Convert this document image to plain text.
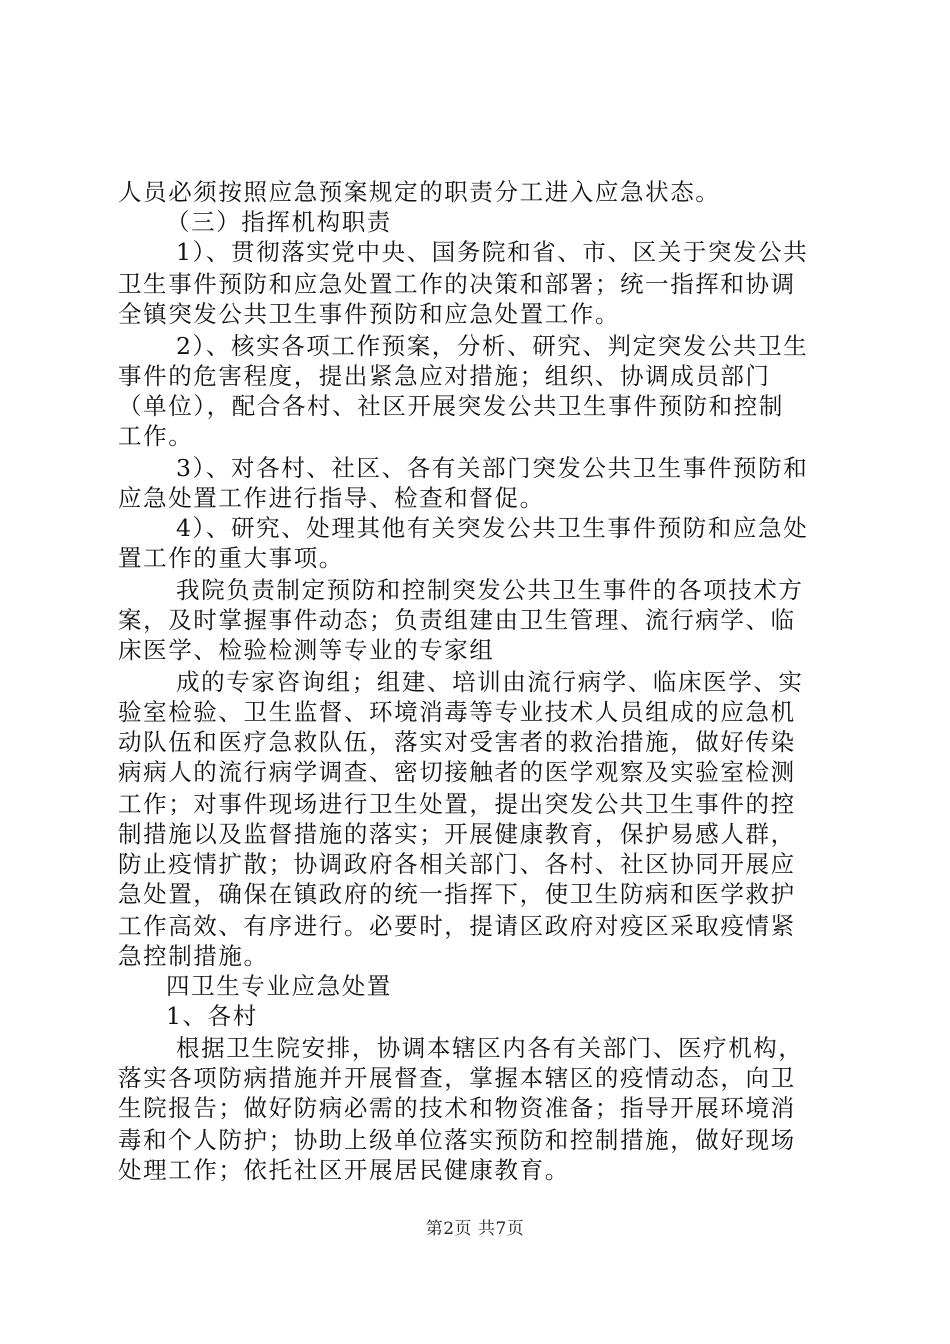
人员必须按照应急预案规定的职责分工进入应急状态。
（三）指挥机构职责
1）、贯彻落实党中央、国务院和省、市、区关于突发公共
卫生事件预防和应急处置工作的决策和部署；统一指挥和协调
全镇突发公共卫生事件预防和应急处置工作。
2）、核实各项工作预案，分析、研究、判定突发公共卫生
事件的危害程度，提出紧急应对措施；组织、协调成员部门
（单位），配合各村、社区开展突发公共卫生事件预防和控制
工作。
3）、对各村、社区、各有关部门突发公共卫生事件预防和
应急处置工作进行指导、检查和督促。
4）、研究、处理其他有关突发公共卫生事件预防和应急处
置工作的重大事项。
我院负责制定预防和控制突发公共卫生事件的各项技术方
案，及时掌握事件动态；负责组建由卫生管理、流行病学、临
床医学、检验检测等专业的专家组
成的专家咨询组；组建、培训由流行病学、临床医学、实
验室检验、卫生监督、环境消毒等专业技术人员组成的应急机
动队伍和医疗急救队伍，落实对受害者的救治措施，做好传染
病病人的流行病学调查、密切接触者的医学观察及实验室检测
工作；对事件现场进行卫生处置，提出突发公共卫生事件的控
制措施以及监督措施的落实；开展健康教育，保护易感人群，
防止疫情扩散；协调政府各相关部门、各村、社区协同开展应
急处置，确保在镇政府的统一指挥下，使卫生防病和医学救护
工作高效、有序进行。必要时，提请区政府对疫区采取疫情紧
急控制措施。
四卫生专业应急处置
1、各村
根据卫生院安排，协调本辖区内各有关部门、医疗机构，
落实各项防病措施并开展督查，掌握本辖区的疫情动态，向卫
生院报告；做好防病必需的技术和物资准备；指导开展环境消
毒和个人防护；协助上级单位落实预防和控制措施，做好现场
处理工作；依托社区开展居民健康教育。
第2页 共7页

* * * *

Written task » Quote every record above exactly, omitting any pictures they contain.

Task output »
Convert this document image to plain text.
人员必须按照应急预案规定的职责分工进入应急状态。
（三）指挥机构职责
1）、贯彻落实党中央、国务院和省、市、区关于突发公共
卫生事件预防和应急处置工作的决策和部署；统一指挥和协调
全镇突发公共卫生事件预防和应急处置工作。
2）、核实各项工作预案，分析、研究、判定突发公共卫生
事件的危害程度，提出紧急应对措施；组织、协调成员部门
（单位），配合各村、社区开展突发公共卫生事件预防和控制
工作。
3）、对各村、社区、各有关部门突发公共卫生事件预防和
应急处置工作进行指导、检查和督促。
4）、研究、处理其他有关突发公共卫生事件预防和应急处
置工作的重大事项。
我院负责制定预防和控制突发公共卫生事件的各项技术方
案，及时掌握事件动态；负责组建由卫生管理、流行病学、临
床医学、检验检测等专业的专家组
成的专家咨询组；组建、培训由流行病学、临床医学、实
验室检验、卫生监督、环境消毒等专业技术人员组成的应急机
动队伍和医疗急救队伍，落实对受害者的救治措施，做好传染
病病人的流行病学调查、密切接触者的医学观察及实验室检测
工作；对事件现场进行卫生处置，提出突发公共卫生事件的控
制措施以及监督措施的落实；开展健康教育，保护易感人群，
防止疫情扩散；协调政府各相关部门、各村、社区协同开展应
急处置，确保在镇政府的统一指挥下，使卫生防病和医学救护
工作高效、有序进行。必要时，提请区政府对疫区采取疫情紧
急控制措施。
四卫生专业应急处置
1、各村
根据卫生院安排，协调本辖区内各有关部门、医疗机构，
落实各项防病措施并开展督查，掌握本辖区的疫情动态，向卫
生院报告；做好防病必需的技术和物资准备；指导开展环境消
毒和个人防护；协助上级单位落实预防和控制措施，做好现场
处理工作；依托社区开展居民健康教育。
第2页 共7页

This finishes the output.